* **TASK DIRECTIONS**
Of all the lines in the material below, how many include the string "проблемы"? Give the number only.

* **INPUT**

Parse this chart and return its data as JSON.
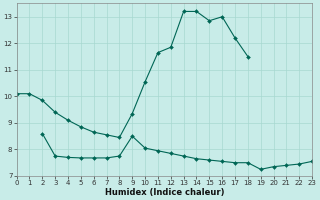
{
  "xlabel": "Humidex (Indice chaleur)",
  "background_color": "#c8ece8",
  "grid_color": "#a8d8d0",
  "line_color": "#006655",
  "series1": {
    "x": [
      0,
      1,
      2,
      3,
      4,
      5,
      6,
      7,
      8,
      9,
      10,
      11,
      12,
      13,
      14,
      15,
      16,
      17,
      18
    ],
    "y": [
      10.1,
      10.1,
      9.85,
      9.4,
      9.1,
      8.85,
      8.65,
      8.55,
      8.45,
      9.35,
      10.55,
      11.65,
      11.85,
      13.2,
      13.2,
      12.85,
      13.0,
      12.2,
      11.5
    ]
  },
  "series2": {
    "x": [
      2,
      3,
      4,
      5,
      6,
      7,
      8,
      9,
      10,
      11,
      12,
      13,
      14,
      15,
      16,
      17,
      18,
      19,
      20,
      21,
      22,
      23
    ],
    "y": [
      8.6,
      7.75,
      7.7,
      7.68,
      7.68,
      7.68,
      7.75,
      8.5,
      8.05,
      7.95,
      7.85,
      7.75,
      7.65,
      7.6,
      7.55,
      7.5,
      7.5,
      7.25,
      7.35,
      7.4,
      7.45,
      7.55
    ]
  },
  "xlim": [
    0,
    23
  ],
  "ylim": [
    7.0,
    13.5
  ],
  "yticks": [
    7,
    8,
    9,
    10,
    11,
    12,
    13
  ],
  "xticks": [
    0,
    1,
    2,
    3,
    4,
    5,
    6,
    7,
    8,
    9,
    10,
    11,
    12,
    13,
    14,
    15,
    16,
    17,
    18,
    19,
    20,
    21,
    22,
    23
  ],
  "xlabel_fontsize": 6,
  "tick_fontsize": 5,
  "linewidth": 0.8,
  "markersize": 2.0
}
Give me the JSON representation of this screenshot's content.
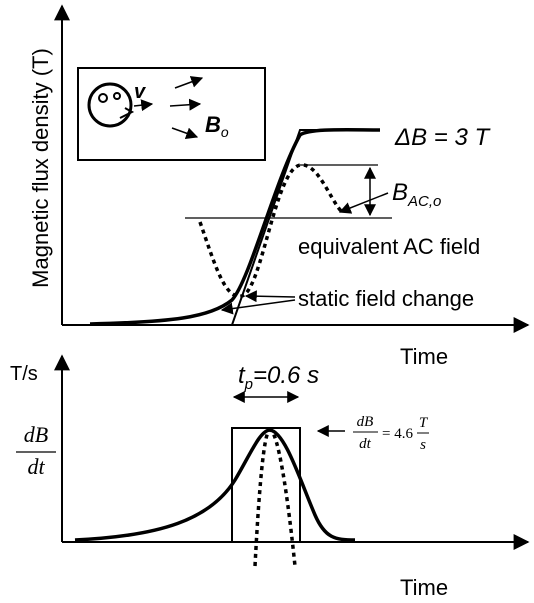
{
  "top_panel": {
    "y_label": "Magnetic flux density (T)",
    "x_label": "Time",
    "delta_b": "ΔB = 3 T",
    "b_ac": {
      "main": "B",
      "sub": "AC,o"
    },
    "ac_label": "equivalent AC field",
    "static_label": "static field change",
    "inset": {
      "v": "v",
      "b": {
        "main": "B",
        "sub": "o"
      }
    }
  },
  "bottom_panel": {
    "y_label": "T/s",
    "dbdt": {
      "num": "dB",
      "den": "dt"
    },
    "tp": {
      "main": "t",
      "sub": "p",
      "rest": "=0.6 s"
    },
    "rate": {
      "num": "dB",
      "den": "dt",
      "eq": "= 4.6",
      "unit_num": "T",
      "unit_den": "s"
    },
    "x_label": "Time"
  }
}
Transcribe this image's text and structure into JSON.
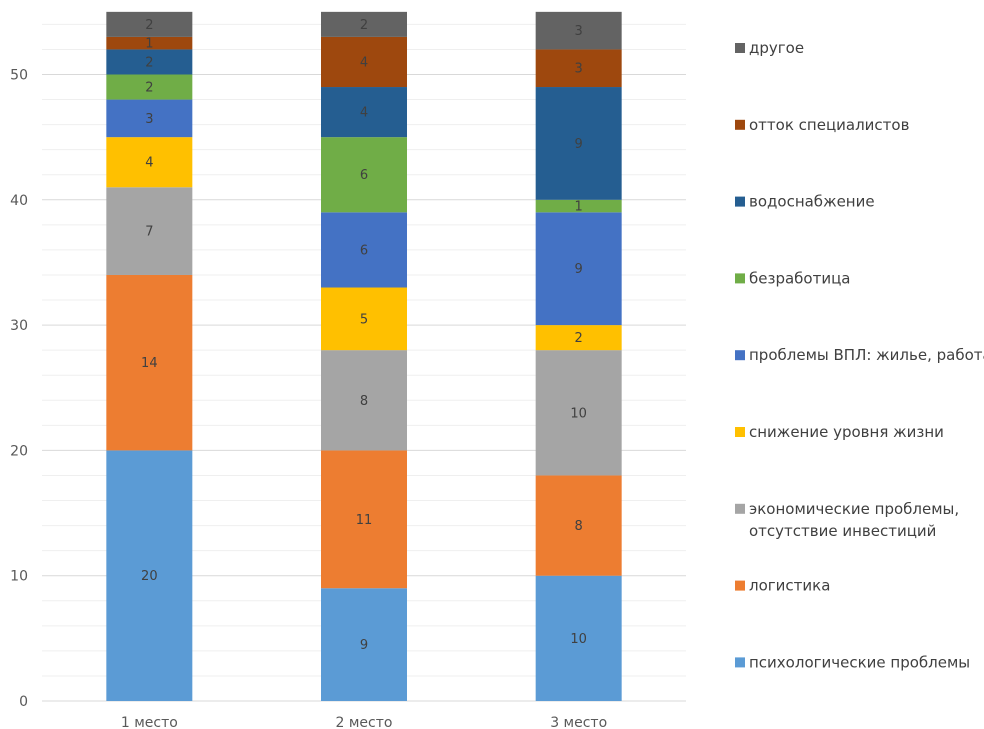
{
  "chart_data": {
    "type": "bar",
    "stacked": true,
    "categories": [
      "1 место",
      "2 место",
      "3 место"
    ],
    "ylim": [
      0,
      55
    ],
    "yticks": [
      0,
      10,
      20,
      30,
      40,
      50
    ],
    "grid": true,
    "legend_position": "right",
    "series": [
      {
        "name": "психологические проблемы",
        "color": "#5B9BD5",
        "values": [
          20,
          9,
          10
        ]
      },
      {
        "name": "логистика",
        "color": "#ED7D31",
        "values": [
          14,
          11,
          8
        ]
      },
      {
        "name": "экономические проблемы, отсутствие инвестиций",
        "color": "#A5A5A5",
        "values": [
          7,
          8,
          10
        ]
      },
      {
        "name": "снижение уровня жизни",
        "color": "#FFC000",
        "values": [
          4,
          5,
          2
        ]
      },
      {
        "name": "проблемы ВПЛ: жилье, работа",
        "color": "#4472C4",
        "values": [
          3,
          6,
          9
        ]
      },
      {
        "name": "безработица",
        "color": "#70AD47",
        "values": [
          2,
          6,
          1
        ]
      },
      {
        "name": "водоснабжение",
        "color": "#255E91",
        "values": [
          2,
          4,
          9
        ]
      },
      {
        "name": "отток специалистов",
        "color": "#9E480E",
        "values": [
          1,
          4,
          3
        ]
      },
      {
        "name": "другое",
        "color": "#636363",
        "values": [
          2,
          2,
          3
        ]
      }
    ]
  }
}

* **WRITTEN SOLUTION**
3